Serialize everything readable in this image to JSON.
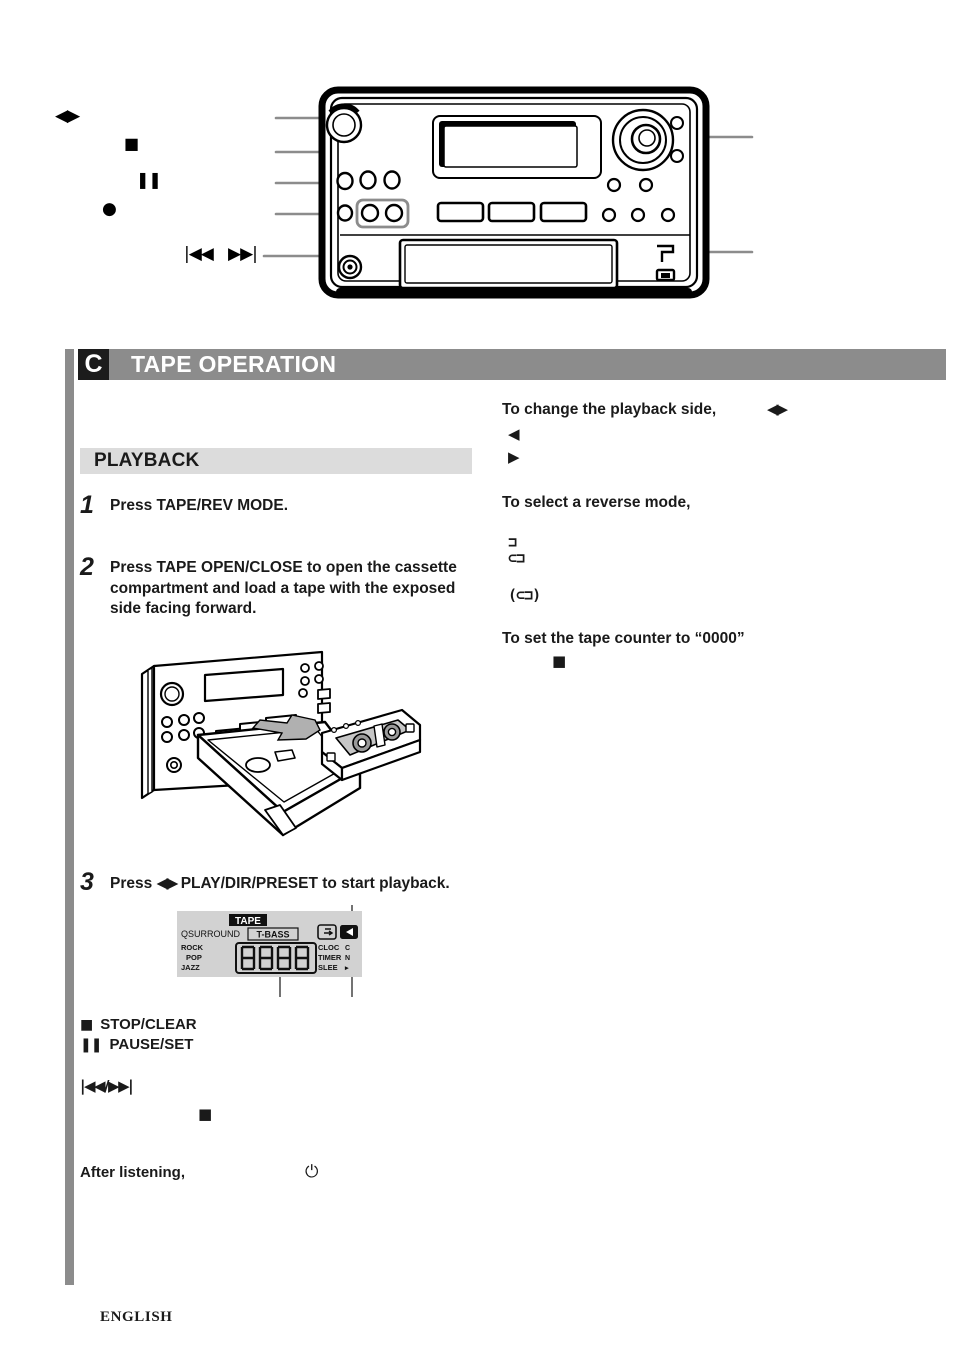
{
  "section": {
    "letter": "C",
    "title": "TAPE OPERATION"
  },
  "subsection": {
    "playback_label": "PLAYBACK"
  },
  "steps": [
    {
      "num": "1",
      "text": "Press TAPE/REV MODE."
    },
    {
      "num": "2",
      "text": "Press TAPE OPEN/CLOSE to open the cassette compartment and load a tape with the exposed side facing forward."
    },
    {
      "num": "3",
      "text_before": "Press ",
      "glyph": "◀▶",
      "text_after": " PLAY/DIR/PRESET to start playback."
    }
  ],
  "lcd": {
    "tape_badge": "TAPE",
    "qsurround": "QSURROUND",
    "t_bass": "T-BASS",
    "eq_modes": [
      "ROCK",
      "POP",
      "JAZZ"
    ],
    "counter_value": "0000",
    "right_indicators": [
      "CLOC",
      "TIMER",
      "SLEE"
    ],
    "right_indicators_edge": [
      "C",
      "N",
      "▸"
    ],
    "rev_icon": "⊂⊐",
    "dir_icon": "◀"
  },
  "notes": [
    {
      "glyph": "■",
      "label": "STOP/CLEAR"
    },
    {
      "glyph": "❚❚",
      "label": "PAUSE/SET"
    }
  ],
  "notes_extra": {
    "skip_glyph": "|◀◀/▶▶|",
    "stop_glyph": "■",
    "after_listening": "After listening,",
    "power_glyph": "⏻"
  },
  "right_column": {
    "change_side_heading": "To change the playback side,",
    "change_side_tail_glyph": "◀▶",
    "change_side_arrow_back": "◀",
    "change_side_arrow_fwd": "▶",
    "reverse_mode_heading": "To select a reverse mode,",
    "reverse_symbol_1": "⊐",
    "reverse_symbol_2": "⊂⊐",
    "reverse_symbol_3": "(⊂⊐)",
    "tape_counter_heading": "To set the tape counter to “0000”",
    "tape_counter_glyph": "■"
  },
  "top_callouts": {
    "play_dir_preset": "◀▶",
    "stop_clear": "■",
    "pause_set": "❚❚",
    "record": "●",
    "skip_back": "|◀◀",
    "skip_fwd": "▶▶|"
  },
  "footer": {
    "language": "ENGLISH"
  },
  "colors": {
    "header_bar": "#8c8c8c",
    "letter_box": "#1c1c1c",
    "subsection_bar": "#dcdcdc",
    "lcd_background": "#d2d2d2",
    "ink": "#1a1a1a"
  }
}
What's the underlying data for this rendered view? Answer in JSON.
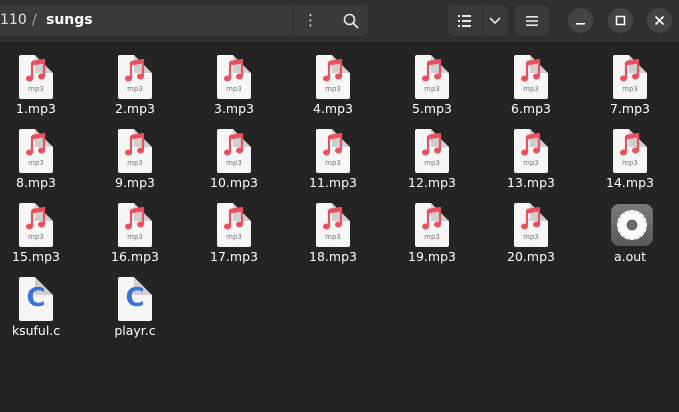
{
  "breadcrumb": {
    "parent": "110",
    "separator": "/",
    "current": "sungs"
  },
  "header": {
    "path_menu_glyph": "⋮",
    "icons": [
      "search-icon",
      "list-view-icon",
      "chevron-down-icon",
      "hamburger-menu-icon",
      "minimize-icon",
      "maximize-icon",
      "close-icon"
    ]
  },
  "colors": {
    "music_note": "#e8515f",
    "c_letter": "#3b74d8",
    "background": "#242424",
    "header": "#303030"
  },
  "files": [
    {
      "name": "1.mp3",
      "type": "audio",
      "icon_text": "mp3"
    },
    {
      "name": "2.mp3",
      "type": "audio",
      "icon_text": "mp3"
    },
    {
      "name": "3.mp3",
      "type": "audio",
      "icon_text": "mp3"
    },
    {
      "name": "4.mp3",
      "type": "audio",
      "icon_text": "mp3"
    },
    {
      "name": "5.mp3",
      "type": "audio",
      "icon_text": "mp3"
    },
    {
      "name": "6.mp3",
      "type": "audio",
      "icon_text": "mp3"
    },
    {
      "name": "7.mp3",
      "type": "audio",
      "icon_text": "mp3"
    },
    {
      "name": "8.mp3",
      "type": "audio",
      "icon_text": "mp3"
    },
    {
      "name": "9.mp3",
      "type": "audio",
      "icon_text": "mp3"
    },
    {
      "name": "10.mp3",
      "type": "audio",
      "icon_text": "mp3"
    },
    {
      "name": "11.mp3",
      "type": "audio",
      "icon_text": "mp3"
    },
    {
      "name": "12.mp3",
      "type": "audio",
      "icon_text": "mp3"
    },
    {
      "name": "13.mp3",
      "type": "audio",
      "icon_text": "mp3"
    },
    {
      "name": "14.mp3",
      "type": "audio",
      "icon_text": "mp3"
    },
    {
      "name": "15.mp3",
      "type": "audio",
      "icon_text": "mp3"
    },
    {
      "name": "16.mp3",
      "type": "audio",
      "icon_text": "mp3"
    },
    {
      "name": "17.mp3",
      "type": "audio",
      "icon_text": "mp3"
    },
    {
      "name": "18.mp3",
      "type": "audio",
      "icon_text": "mp3"
    },
    {
      "name": "19.mp3",
      "type": "audio",
      "icon_text": "mp3"
    },
    {
      "name": "20.mp3",
      "type": "audio",
      "icon_text": "mp3"
    },
    {
      "name": "a.out",
      "type": "executable",
      "icon_text": ""
    },
    {
      "name": "ksuful.c",
      "type": "c-source",
      "icon_text": "C"
    },
    {
      "name": "playr.c",
      "type": "c-source",
      "icon_text": "C"
    }
  ]
}
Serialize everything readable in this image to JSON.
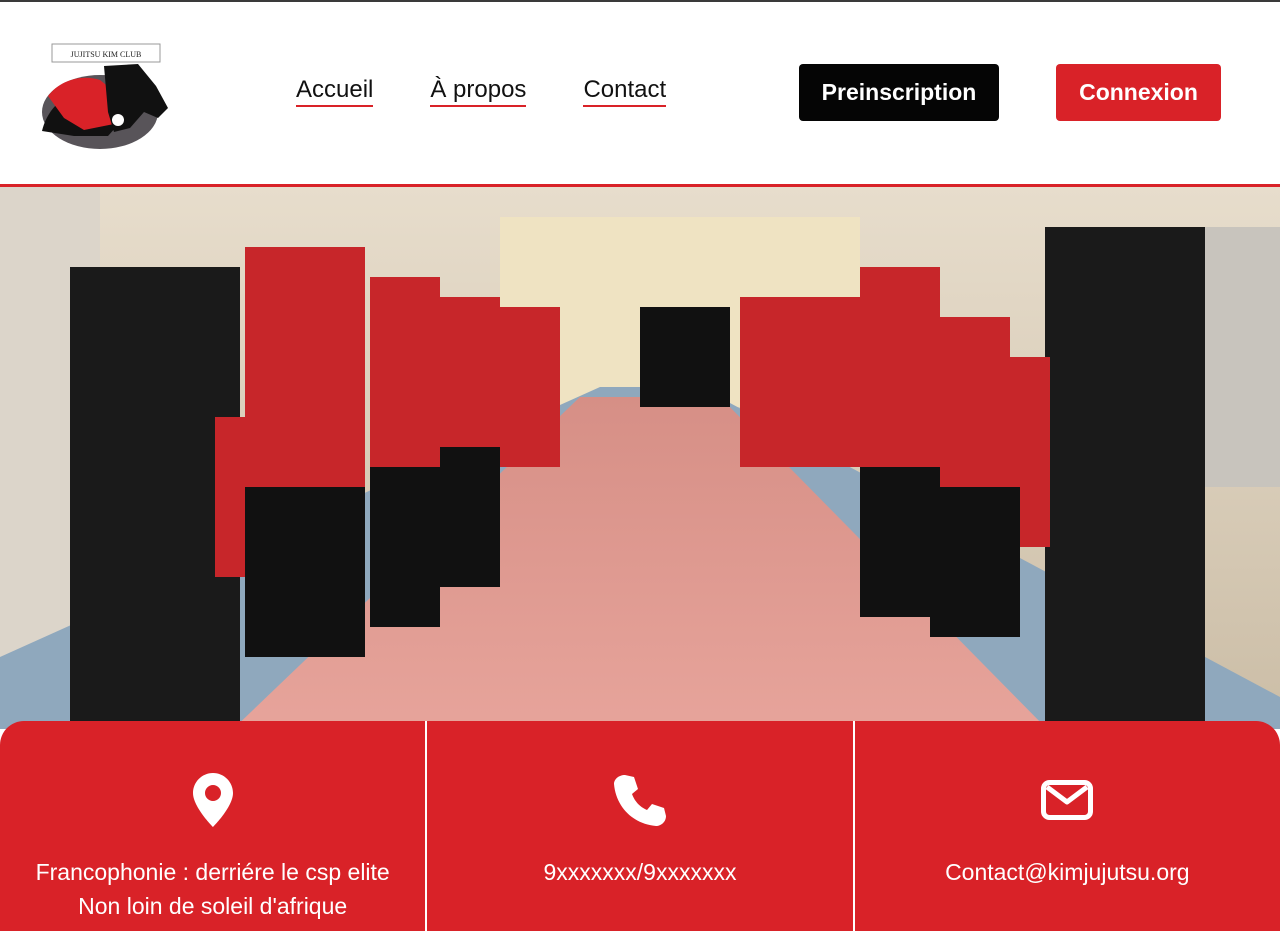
{
  "brand": {
    "logo_text": "JUJITSU KIM CLUB",
    "accent": "#d92228",
    "dark": "#050505"
  },
  "nav": {
    "items": [
      {
        "label": "Accueil"
      },
      {
        "label": "À propos"
      },
      {
        "label": "Contact"
      }
    ]
  },
  "buttons": {
    "preinscription": "Preinscription",
    "connexion": "Connexion"
  },
  "hero": {
    "image_label": "photo"
  },
  "contacts": [
    {
      "icon": "location-pin-icon",
      "line1": "Francophonie : derriére le csp elite",
      "line2": "Non loin de soleil d'afrique"
    },
    {
      "icon": "phone-icon",
      "line1": "9xxxxxxx/9xxxxxxx"
    },
    {
      "icon": "envelope-icon",
      "line1": "Contact@kimjujutsu.org"
    }
  ]
}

=====

• **BRIEF**
Without including any pictures, reproduce the listing exactly.

• **WRITTEN ANSWER**
Serialize everything readable in this image to JSON.
{
  "section": {
    "letter": "C",
    "title": "TAPE OPERATION"
  },
  "subsection": {
    "playback_label": "PLAYBACK"
  },
  "steps": [
    {
      "num": "1",
      "text": "Press TAPE/REV MODE."
    },
    {
      "num": "2",
      "text": "Press TAPE OPEN/CLOSE to open the cassette compartment and load a tape with the exposed side facing forward."
    },
    {
      "num": "3",
      "text_before": "Press ",
      "glyph": "◀▶",
      "text_after": " PLAY/DIR/PRESET to start playback."
    }
  ],
  "lcd": {
    "tape_badge": "TAPE",
    "qsurround": "QSURROUND",
    "t_bass": "T-BASS",
    "eq_modes": [
      "ROCK",
      "POP",
      "JAZZ"
    ],
    "counter_value": "0000",
    "right_indicators": [
      "CLOC",
      "TIMER",
      "SLEE"
    ],
    "right_indicators_edge": [
      "C",
      "N",
      "▸"
    ],
    "rev_icon": "⊂⊐",
    "dir_icon": "◀"
  },
  "notes": [
    {
      "glyph": "■",
      "label": "STOP/CLEAR"
    },
    {
      "glyph": "❚❚",
      "label": "PAUSE/SET"
    }
  ],
  "notes_extra": {
    "skip_glyph": "|◀◀/▶▶|",
    "stop_glyph": "■",
    "after_listening": "After listening,",
    "power_glyph": "⏻"
  },
  "right_column": {
    "change_side_heading": "To change the playback side,",
    "change_side_tail_glyph": "◀▶",
    "change_side_arrow_back": "◀",
    "change_side_arrow_fwd": "▶",
    "reverse_mode_heading": "To select a reverse mode,",
    "reverse_symbol_1": "⊐",
    "reverse_symbol_2": "⊂⊐",
    "reverse_symbol_3": "(⊂⊐)",
    "tape_counter_heading": "To set the tape counter to “0000”",
    "tape_counter_glyph": "■"
  },
  "top_callouts": {
    "play_dir_preset": "◀▶",
    "stop_clear": "■",
    "pause_set": "❚❚",
    "record": "●",
    "skip_back": "|◀◀",
    "skip_fwd": "▶▶|"
  },
  "footer": {
    "language": "ENGLISH"
  },
  "colors": {
    "header_bar": "#8c8c8c",
    "letter_box": "#1c1c1c",
    "subsection_bar": "#dcdcdc",
    "lcd_background": "#d2d2d2",
    "ink": "#1a1a1a"
  }
}
What's the underlying data for this rendered view? Answer in JSON.
{
  "breadcrumb": {
    "parent": "110",
    "separator": "/",
    "current": "sungs"
  },
  "header": {
    "path_menu_glyph": "⋮",
    "icons": [
      "search-icon",
      "list-view-icon",
      "chevron-down-icon",
      "hamburger-menu-icon",
      "minimize-icon",
      "maximize-icon",
      "close-icon"
    ]
  },
  "colors": {
    "music_note": "#e8515f",
    "c_letter": "#3b74d8",
    "background": "#242424",
    "header": "#303030"
  },
  "files": [
    {
      "name": "1.mp3",
      "type": "audio",
      "icon_text": "mp3"
    },
    {
      "name": "2.mp3",
      "type": "audio",
      "icon_text": "mp3"
    },
    {
      "name": "3.mp3",
      "type": "audio",
      "icon_text": "mp3"
    },
    {
      "name": "4.mp3",
      "type": "audio",
      "icon_text": "mp3"
    },
    {
      "name": "5.mp3",
      "type": "audio",
      "icon_text": "mp3"
    },
    {
      "name": "6.mp3",
      "type": "audio",
      "icon_text": "mp3"
    },
    {
      "name": "7.mp3",
      "type": "audio",
      "icon_text": "mp3"
    },
    {
      "name": "8.mp3",
      "type": "audio",
      "icon_text": "mp3"
    },
    {
      "name": "9.mp3",
      "type": "audio",
      "icon_text": "mp3"
    },
    {
      "name": "10.mp3",
      "type": "audio",
      "icon_text": "mp3"
    },
    {
      "name": "11.mp3",
      "type": "audio",
      "icon_text": "mp3"
    },
    {
      "name": "12.mp3",
      "type": "audio",
      "icon_text": "mp3"
    },
    {
      "name": "13.mp3",
      "type": "audio",
      "icon_text": "mp3"
    },
    {
      "name": "14.mp3",
      "type": "audio",
      "icon_text": "mp3"
    },
    {
      "name": "15.mp3",
      "type": "audio",
      "icon_text": "mp3"
    },
    {
      "name": "16.mp3",
      "type": "audio",
      "icon_text": "mp3"
    },
    {
      "name": "17.mp3",
      "type": "audio",
      "icon_text": "mp3"
    },
    {
      "name": "18.mp3",
      "type": "audio",
      "icon_text": "mp3"
    },
    {
      "name": "19.mp3",
      "type": "audio",
      "icon_text": "mp3"
    },
    {
      "name": "20.mp3",
      "type": "audio",
      "icon_text": "mp3"
    },
    {
      "name": "a.out",
      "type": "executable",
      "icon_text": ""
    },
    {
      "name": "ksuful.c",
      "type": "c-source",
      "icon_text": "C"
    },
    {
      "name": "playr.c",
      "type": "c-source",
      "icon_text": "C"
    }
  ]
}
Serialize everything readable in this image to JSON.
{
  "brand": {
    "logo_text": "JUJITSU KIM CLUB",
    "accent": "#d92228",
    "dark": "#050505"
  },
  "nav": {
    "items": [
      {
        "label": "Accueil"
      },
      {
        "label": "À propos"
      },
      {
        "label": "Contact"
      }
    ]
  },
  "buttons": {
    "preinscription": "Preinscription",
    "connexion": "Connexion"
  },
  "hero": {
    "image_label": "photo"
  },
  "contacts": [
    {
      "icon": "location-pin-icon",
      "line1": "Francophonie : derriére le csp elite",
      "line2": "Non loin de soleil d'afrique"
    },
    {
      "icon": "phone-icon",
      "line1": "9xxxxxxx/9xxxxxxx"
    },
    {
      "icon": "envelope-icon",
      "line1": "Contact@kimjujutsu.org"
    }
  ]
}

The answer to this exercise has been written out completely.